▸ Document segment:
* Begin *
Horror writer W. H. Pugmire signing books at World Horror Convention 2008 in Salt Lake City,

 

Pugmire was a devout Mormon who insisted on living as his authentic queer self within the Church, and spoke about his faith and its impact on him and his writing in several interviews, including ‘Latter-Day Saint, Latter-Day Lovecraft’ in 2010.

I first discovered Pugmire’s work via Deep Cuts in a Lovecraftian Vein, and I managed to get hold of his collection Sesqua Valley and Other Haunts (2003). I can see why people enjoy his work; he really tried to avoid the racism of Lovecraft, and his work embraces punk ethos and queer experiences. I loved the fully supernatural setting of Sesqua Valley, which is more on the Weird Fantasy end of the scale than the contemporary ambiguity of other modern Weird settings.

His work, for all his fans, can be hard to get hold of, especially outside of the United States; he was mostly published with fanzines, small press magazines, and smaller indie presses, such as Centipede Press, Mythos LLC, and Delirium Books, but only a few titles are available from mainstream retail giants like Amazon UK, for example.

His collaborative works are similarly both acclaimed and not so easy to get; he appeared in anthologies edited by S.T. Joshi, one of his heroes, and worked with other writers like Jessica Amanda Salmonson (Lambda Literary Award Winner for Lesbian Science Fiction), Maryanne K. Snyder, and Chad Hensley, to name but a few.
* End *
▸ Problems:
1: Reproduce the W. H. Pugmire passage from "I first discovered" to "modern Weird settings.".
2: What was the title of the 2010 interview named in the W. H. Pugmire passage?
Rely only on the W. H. Pugmire passage when working with these lines.

▸ Information supplied:
* Begin *
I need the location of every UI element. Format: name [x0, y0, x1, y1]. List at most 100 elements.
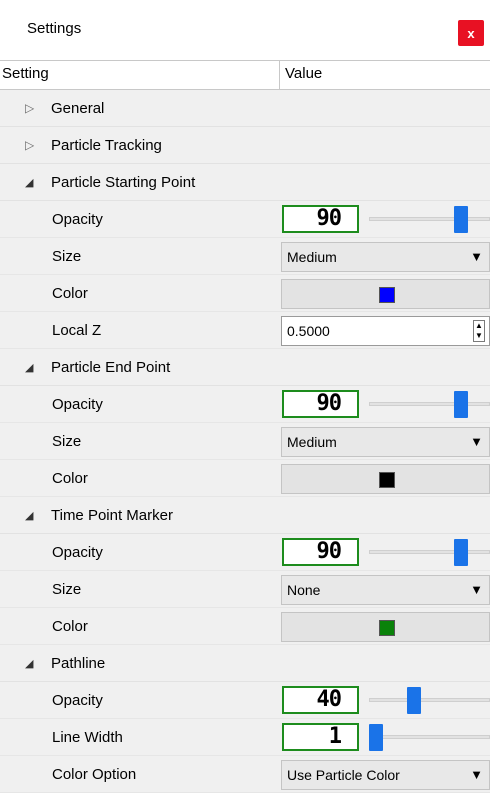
property-row-color: Color — [0, 460, 490, 497]
dropdown-arrow-icon[interactable]: ▼ — [470, 249, 483, 264]
property-label: Size — [52, 433, 82, 450]
value-cell: 90 — [280, 203, 490, 236]
color-picker-button[interactable] — [281, 464, 490, 494]
slider-thumb[interactable] — [453, 539, 468, 566]
number-spinbox[interactable]: 0.5000 ▲ ▼ — [281, 316, 490, 346]
slider-thumb[interactable] — [406, 687, 421, 714]
dropdown-arrow-icon[interactable]: ▼ — [470, 582, 483, 597]
dropdown-value: Medium — [287, 249, 337, 265]
property-label: Color — [52, 618, 88, 635]
category-label: Particle End Point — [51, 359, 171, 376]
category-general[interactable]: ▷ General — [0, 90, 490, 127]
slider-thumb[interactable] — [453, 206, 468, 233]
dropdown-select[interactable]: Medium ▼ — [281, 242, 490, 272]
property-label: Opacity — [52, 396, 103, 413]
value-cell: Medium ▼ — [280, 240, 490, 273]
category-particle-end-point[interactable]: ◢ Particle End Point — [0, 349, 490, 386]
value-cell: None ▼ — [280, 573, 490, 606]
slider-thumb[interactable] — [453, 391, 468, 418]
property-row-line-width: Line Width 1 — [0, 719, 490, 756]
value-cell: 90 — [280, 388, 490, 421]
category-label: Pathline — [51, 655, 106, 672]
dropdown-select[interactable]: Use Particle Color ▼ — [281, 760, 490, 790]
value-cell: Medium ▼ — [280, 425, 490, 458]
title-bar: Settings x — [0, 0, 490, 61]
property-grid: ▷ General ▷ Particle Tracking ◢ Particle Star… — [0, 90, 490, 793]
value-cell: 0.5000 ▲ ▼ — [280, 314, 490, 347]
color-swatch — [379, 287, 395, 303]
category-pathline[interactable]: ◢ Pathline — [0, 645, 490, 682]
close-button[interactable]: x — [458, 20, 484, 46]
value-column-header: Value — [285, 65, 323, 82]
color-swatch — [379, 472, 395, 488]
dropdown-select[interactable]: Medium ▼ — [281, 427, 490, 457]
window-title: Settings — [27, 20, 82, 37]
value-cell — [280, 462, 490, 495]
value-cell — [280, 610, 490, 643]
dropdown-arrow-icon[interactable]: ▼ — [470, 434, 483, 449]
property-label: Opacity — [52, 692, 103, 709]
value-cell: 90 — [280, 536, 490, 569]
expanded-triangle-icon[interactable]: ◢ — [25, 509, 33, 522]
collapsed-triangle-icon[interactable]: ▷ — [25, 101, 34, 115]
property-row-local-z: Local Z 0.5000 ▲ ▼ — [0, 312, 490, 349]
slider-track[interactable] — [369, 735, 490, 739]
category-particle-starting-point[interactable]: ◢ Particle Starting Point — [0, 164, 490, 201]
property-label: Size — [52, 248, 82, 265]
spin-up-icon[interactable]: ▲ — [475, 321, 483, 331]
spinbox-value: 0.5000 — [287, 323, 330, 339]
property-row-size: Size Medium ▼ — [0, 238, 490, 275]
spinbox-buttons[interactable]: ▲ ▼ — [473, 320, 485, 342]
column-divider[interactable] — [279, 61, 280, 89]
value-display: 90 — [282, 205, 359, 233]
dropdown-value: Use Particle Color — [287, 767, 400, 783]
slider-track[interactable] — [369, 698, 490, 702]
value-display: 40 — [282, 686, 359, 714]
category-label: General — [51, 100, 105, 117]
category-label: Particle Starting Point — [51, 174, 196, 191]
property-row-color-option: Color Option Use Particle Color ▼ — [0, 756, 490, 793]
dropdown-arrow-icon[interactable]: ▼ — [470, 767, 483, 782]
expanded-triangle-icon[interactable]: ◢ — [25, 361, 33, 374]
property-label: Color — [52, 470, 88, 487]
value-cell: 40 — [280, 684, 490, 717]
expanded-triangle-icon[interactable]: ◢ — [25, 176, 33, 189]
column-header: Setting Value — [0, 60, 490, 90]
property-label: Color — [52, 285, 88, 302]
category-particle-tracking[interactable]: ▷ Particle Tracking — [0, 127, 490, 164]
color-picker-button[interactable] — [281, 279, 490, 309]
value-cell — [280, 277, 490, 310]
property-label: Opacity — [52, 544, 103, 561]
expanded-triangle-icon[interactable]: ◢ — [25, 657, 33, 670]
property-row-color: Color — [0, 608, 490, 645]
dropdown-value: None — [287, 582, 321, 598]
slider-thumb[interactable] — [369, 724, 383, 751]
property-row-size: Size Medium ▼ — [0, 423, 490, 460]
property-row-opacity: Opacity 90 — [0, 534, 490, 571]
property-label: Local Z — [52, 322, 102, 339]
spin-down-icon[interactable]: ▼ — [475, 331, 483, 341]
property-label: Color Option — [52, 766, 137, 783]
category-label: Time Point Marker — [51, 507, 173, 524]
property-label: Size — [52, 581, 82, 598]
value-display: 90 — [282, 390, 359, 418]
category-time-point-marker[interactable]: ◢ Time Point Marker — [0, 497, 490, 534]
value-cell: 1 — [280, 721, 490, 754]
close-icon: x — [467, 25, 475, 41]
property-row-opacity: Opacity 40 — [0, 682, 490, 719]
slider-track[interactable] — [369, 550, 490, 554]
property-row-color: Color — [0, 275, 490, 312]
property-row-size: Size None ▼ — [0, 571, 490, 608]
slider-track[interactable] — [369, 217, 490, 221]
property-label: Opacity — [52, 211, 103, 228]
dropdown-select[interactable]: None ▼ — [281, 575, 490, 605]
value-cell: Use Particle Color ▼ — [280, 758, 490, 791]
value-display: 1 — [282, 723, 359, 751]
color-swatch — [379, 620, 395, 636]
color-picker-button[interactable] — [281, 612, 490, 642]
property-row-opacity: Opacity 90 — [0, 386, 490, 423]
collapsed-triangle-icon[interactable]: ▷ — [25, 138, 34, 152]
property-label: Line Width — [52, 729, 123, 746]
slider-track[interactable] — [369, 402, 490, 406]
grid-footer — [0, 793, 490, 808]
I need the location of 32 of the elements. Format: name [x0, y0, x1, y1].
* End *
▸ Solutions per task:
1:
I first discovered Pugmire’s work via Deep Cuts in a Lovecraftian Vein, and I managed to get hold of his collection Sesqua Valley and Other Haunts (2003). I can see why people enjoy his work; he really tried to avoid the racism of Lovecraft, and his work embraces punk ethos and queer experiences. I loved the fully supernatural setting of Sesqua Valley, which is more on the Weird Fantasy end of the scale than the contemporary ambiguity of other modern Weird settings.

2: ‘Latter-Day Saint, Latter-Day Lovecraft’